• _Exercise task_
Find the lines with "bonds" in them and copy them out.

• _Dataset entries_
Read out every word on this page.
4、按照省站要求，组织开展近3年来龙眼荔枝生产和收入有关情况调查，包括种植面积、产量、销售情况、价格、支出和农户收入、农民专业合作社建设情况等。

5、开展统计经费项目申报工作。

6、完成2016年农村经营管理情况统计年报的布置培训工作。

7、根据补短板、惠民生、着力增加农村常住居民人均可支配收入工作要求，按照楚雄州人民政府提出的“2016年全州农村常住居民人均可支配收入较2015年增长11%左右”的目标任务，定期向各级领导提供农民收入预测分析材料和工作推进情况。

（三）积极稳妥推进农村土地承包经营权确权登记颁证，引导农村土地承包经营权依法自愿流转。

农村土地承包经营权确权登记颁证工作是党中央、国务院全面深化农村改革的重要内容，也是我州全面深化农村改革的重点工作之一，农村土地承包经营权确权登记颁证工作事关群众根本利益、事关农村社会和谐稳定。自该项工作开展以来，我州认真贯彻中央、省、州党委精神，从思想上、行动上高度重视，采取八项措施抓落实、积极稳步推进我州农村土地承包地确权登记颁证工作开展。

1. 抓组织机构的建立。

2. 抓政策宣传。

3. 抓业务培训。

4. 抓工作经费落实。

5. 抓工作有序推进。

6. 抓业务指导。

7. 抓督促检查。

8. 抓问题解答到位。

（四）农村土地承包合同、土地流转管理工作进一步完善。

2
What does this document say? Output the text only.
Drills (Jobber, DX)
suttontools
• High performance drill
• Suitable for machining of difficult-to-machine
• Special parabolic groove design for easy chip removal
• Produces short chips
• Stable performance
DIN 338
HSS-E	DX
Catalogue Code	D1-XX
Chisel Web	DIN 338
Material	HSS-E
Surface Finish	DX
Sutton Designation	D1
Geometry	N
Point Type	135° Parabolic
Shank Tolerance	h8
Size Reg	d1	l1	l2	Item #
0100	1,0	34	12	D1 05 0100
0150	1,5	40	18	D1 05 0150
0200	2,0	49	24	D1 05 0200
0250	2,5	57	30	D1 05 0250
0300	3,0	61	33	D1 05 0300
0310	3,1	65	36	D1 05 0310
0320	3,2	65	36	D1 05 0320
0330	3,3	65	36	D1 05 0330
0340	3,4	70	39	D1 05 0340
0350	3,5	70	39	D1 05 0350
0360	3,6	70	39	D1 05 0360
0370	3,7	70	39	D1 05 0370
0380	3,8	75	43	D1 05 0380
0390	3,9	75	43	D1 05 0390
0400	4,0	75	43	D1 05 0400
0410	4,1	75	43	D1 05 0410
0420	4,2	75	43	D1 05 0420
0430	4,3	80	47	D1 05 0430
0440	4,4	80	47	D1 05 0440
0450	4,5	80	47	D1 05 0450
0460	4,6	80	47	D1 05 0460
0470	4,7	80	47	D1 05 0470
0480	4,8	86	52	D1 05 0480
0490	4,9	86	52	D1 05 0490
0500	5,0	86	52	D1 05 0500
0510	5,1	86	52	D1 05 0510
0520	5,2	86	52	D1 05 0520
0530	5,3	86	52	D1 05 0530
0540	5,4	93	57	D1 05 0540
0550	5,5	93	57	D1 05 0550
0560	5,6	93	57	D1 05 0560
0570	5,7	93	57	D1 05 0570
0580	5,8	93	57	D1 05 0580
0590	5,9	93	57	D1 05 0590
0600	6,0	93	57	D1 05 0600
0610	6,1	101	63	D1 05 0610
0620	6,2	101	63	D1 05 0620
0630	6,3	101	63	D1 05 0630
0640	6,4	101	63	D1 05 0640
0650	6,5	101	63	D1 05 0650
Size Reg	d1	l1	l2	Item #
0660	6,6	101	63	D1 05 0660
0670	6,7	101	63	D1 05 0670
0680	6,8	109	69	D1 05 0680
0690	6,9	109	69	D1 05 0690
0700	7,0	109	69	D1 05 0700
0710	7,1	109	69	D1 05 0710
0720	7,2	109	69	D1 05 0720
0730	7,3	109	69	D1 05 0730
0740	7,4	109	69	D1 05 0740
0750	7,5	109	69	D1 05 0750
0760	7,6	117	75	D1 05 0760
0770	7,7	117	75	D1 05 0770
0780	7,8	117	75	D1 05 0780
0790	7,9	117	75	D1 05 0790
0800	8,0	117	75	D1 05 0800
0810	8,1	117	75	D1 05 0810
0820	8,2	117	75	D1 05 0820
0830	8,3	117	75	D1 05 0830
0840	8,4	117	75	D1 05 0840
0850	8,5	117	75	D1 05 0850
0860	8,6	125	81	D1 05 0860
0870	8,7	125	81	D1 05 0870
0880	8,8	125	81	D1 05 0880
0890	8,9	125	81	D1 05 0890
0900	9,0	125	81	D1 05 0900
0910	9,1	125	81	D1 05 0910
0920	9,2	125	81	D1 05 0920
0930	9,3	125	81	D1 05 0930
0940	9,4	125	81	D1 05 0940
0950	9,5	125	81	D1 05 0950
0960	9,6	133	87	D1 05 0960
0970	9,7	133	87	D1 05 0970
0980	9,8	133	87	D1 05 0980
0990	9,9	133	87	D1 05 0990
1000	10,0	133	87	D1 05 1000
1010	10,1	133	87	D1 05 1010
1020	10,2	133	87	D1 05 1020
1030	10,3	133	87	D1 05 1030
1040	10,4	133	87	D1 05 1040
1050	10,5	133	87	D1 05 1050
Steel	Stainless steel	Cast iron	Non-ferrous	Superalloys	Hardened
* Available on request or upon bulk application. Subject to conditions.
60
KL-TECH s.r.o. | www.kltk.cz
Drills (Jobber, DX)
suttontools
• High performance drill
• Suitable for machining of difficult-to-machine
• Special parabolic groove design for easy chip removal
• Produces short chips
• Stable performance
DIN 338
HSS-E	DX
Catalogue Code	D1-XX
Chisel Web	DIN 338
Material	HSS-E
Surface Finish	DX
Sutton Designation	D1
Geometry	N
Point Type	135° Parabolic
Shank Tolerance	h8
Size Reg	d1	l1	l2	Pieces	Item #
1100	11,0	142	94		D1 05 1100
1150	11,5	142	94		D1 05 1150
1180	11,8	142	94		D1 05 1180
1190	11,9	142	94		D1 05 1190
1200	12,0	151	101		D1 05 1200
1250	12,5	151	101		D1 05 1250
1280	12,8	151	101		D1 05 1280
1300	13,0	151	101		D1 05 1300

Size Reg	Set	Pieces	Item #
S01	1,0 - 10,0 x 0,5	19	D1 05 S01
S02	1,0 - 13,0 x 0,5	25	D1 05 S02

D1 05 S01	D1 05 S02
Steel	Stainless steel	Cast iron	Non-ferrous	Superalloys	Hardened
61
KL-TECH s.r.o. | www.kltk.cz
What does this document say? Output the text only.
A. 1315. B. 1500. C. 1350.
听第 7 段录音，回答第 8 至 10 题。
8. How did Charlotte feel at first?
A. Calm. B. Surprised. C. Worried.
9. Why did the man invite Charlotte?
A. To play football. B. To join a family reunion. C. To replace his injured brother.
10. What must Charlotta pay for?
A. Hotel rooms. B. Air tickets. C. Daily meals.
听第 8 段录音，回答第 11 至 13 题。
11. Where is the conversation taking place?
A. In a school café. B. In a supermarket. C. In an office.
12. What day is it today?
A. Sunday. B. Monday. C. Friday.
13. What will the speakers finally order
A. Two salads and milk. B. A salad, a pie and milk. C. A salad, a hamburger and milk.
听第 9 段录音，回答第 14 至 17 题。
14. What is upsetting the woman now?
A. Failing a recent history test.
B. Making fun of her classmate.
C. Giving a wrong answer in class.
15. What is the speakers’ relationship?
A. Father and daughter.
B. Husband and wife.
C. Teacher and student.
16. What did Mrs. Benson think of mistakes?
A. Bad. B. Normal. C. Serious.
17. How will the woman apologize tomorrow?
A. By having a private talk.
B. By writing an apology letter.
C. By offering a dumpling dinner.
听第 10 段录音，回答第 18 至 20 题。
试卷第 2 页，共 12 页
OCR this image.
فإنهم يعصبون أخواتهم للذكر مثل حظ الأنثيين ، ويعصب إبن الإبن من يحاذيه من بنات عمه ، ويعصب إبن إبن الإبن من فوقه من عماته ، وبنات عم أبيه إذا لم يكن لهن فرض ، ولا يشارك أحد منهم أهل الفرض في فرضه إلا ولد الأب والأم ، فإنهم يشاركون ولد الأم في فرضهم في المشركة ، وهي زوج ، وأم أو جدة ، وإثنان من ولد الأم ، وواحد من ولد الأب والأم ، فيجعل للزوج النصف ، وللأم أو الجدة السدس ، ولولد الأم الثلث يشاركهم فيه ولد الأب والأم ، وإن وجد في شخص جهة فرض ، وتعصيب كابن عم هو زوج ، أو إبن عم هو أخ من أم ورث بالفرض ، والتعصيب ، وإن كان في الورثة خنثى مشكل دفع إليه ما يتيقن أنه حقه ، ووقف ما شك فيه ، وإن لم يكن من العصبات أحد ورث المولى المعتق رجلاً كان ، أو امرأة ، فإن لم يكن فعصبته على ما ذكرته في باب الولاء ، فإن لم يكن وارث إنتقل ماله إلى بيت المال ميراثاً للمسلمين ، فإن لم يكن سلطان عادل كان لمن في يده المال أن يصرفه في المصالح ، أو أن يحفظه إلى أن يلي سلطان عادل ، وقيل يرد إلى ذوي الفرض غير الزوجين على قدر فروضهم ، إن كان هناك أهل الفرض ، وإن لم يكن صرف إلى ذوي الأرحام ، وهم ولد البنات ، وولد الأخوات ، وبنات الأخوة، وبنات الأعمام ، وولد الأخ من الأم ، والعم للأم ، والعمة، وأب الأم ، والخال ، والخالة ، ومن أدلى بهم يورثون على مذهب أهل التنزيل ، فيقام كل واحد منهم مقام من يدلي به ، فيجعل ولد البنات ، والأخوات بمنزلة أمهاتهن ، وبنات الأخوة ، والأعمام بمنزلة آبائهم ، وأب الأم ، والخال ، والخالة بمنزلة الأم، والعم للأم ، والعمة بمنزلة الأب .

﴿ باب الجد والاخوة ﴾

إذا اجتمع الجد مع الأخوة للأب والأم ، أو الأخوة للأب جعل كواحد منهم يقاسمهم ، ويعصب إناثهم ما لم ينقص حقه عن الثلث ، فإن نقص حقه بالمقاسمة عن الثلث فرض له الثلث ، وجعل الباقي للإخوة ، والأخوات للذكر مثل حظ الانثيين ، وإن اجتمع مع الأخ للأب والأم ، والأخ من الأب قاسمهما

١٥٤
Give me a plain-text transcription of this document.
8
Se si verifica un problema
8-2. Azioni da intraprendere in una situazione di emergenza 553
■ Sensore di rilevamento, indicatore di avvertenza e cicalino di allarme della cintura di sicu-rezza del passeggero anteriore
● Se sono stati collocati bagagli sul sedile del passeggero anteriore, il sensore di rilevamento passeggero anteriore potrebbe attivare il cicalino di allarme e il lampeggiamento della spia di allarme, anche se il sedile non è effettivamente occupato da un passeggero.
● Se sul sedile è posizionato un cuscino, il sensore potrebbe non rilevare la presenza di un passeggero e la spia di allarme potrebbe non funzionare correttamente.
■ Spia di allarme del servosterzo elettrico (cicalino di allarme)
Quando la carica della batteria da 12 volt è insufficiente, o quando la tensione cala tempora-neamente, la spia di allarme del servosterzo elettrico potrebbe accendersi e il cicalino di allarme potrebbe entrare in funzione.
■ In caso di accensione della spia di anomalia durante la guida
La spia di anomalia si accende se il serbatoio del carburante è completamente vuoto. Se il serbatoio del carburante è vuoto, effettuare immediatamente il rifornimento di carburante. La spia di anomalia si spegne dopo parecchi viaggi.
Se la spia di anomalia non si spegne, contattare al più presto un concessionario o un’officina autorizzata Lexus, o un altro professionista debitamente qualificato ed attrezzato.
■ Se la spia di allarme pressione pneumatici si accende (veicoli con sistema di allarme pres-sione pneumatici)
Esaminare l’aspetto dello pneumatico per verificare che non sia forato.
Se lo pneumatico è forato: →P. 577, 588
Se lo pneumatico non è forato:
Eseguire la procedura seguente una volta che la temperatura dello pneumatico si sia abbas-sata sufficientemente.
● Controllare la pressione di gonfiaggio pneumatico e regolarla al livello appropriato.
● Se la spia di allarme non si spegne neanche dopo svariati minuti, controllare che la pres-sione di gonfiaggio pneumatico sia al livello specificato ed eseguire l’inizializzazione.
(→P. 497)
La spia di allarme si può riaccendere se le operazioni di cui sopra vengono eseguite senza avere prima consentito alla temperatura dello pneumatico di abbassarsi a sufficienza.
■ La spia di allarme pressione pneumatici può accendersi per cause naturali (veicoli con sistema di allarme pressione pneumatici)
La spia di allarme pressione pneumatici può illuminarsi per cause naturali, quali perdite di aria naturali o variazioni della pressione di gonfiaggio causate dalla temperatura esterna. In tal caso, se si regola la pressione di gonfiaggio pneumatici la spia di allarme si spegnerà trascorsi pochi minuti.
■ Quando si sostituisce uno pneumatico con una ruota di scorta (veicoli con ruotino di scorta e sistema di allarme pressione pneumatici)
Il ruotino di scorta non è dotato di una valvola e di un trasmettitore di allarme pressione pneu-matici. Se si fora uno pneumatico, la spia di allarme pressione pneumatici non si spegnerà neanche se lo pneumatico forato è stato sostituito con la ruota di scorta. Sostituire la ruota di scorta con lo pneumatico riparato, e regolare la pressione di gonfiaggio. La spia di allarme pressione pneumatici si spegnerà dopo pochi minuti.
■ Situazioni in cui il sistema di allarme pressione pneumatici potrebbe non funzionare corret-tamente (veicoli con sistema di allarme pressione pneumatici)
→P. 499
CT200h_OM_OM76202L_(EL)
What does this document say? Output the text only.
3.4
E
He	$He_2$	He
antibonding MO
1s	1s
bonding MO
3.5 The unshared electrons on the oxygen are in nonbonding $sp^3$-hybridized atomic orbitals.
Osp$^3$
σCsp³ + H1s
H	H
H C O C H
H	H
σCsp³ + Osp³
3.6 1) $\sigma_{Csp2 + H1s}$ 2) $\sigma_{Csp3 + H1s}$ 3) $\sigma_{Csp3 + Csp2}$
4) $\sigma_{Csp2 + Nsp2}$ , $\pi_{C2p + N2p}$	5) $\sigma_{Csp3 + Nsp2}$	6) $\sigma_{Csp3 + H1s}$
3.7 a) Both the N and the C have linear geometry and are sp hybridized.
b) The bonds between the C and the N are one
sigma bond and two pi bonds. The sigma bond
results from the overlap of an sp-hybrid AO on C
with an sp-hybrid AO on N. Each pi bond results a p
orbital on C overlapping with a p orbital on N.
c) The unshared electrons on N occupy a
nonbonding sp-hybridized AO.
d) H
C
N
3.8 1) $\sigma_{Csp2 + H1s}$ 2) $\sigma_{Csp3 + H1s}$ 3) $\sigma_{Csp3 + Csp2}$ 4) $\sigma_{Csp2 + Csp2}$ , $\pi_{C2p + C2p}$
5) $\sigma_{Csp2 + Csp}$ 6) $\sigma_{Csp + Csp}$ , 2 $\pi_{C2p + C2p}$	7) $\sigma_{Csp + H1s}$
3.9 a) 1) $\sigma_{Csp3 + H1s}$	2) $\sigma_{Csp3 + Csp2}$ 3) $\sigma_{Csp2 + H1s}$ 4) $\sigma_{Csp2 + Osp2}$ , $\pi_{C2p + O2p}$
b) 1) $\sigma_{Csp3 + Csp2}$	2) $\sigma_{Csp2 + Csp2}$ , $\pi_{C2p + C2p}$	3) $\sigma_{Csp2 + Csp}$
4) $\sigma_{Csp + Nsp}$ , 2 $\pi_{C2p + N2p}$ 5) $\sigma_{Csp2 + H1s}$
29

• _Answer to the exercise_
b) The bonds between the C and the N are one
sigma bond and two pi bonds. The sigma bond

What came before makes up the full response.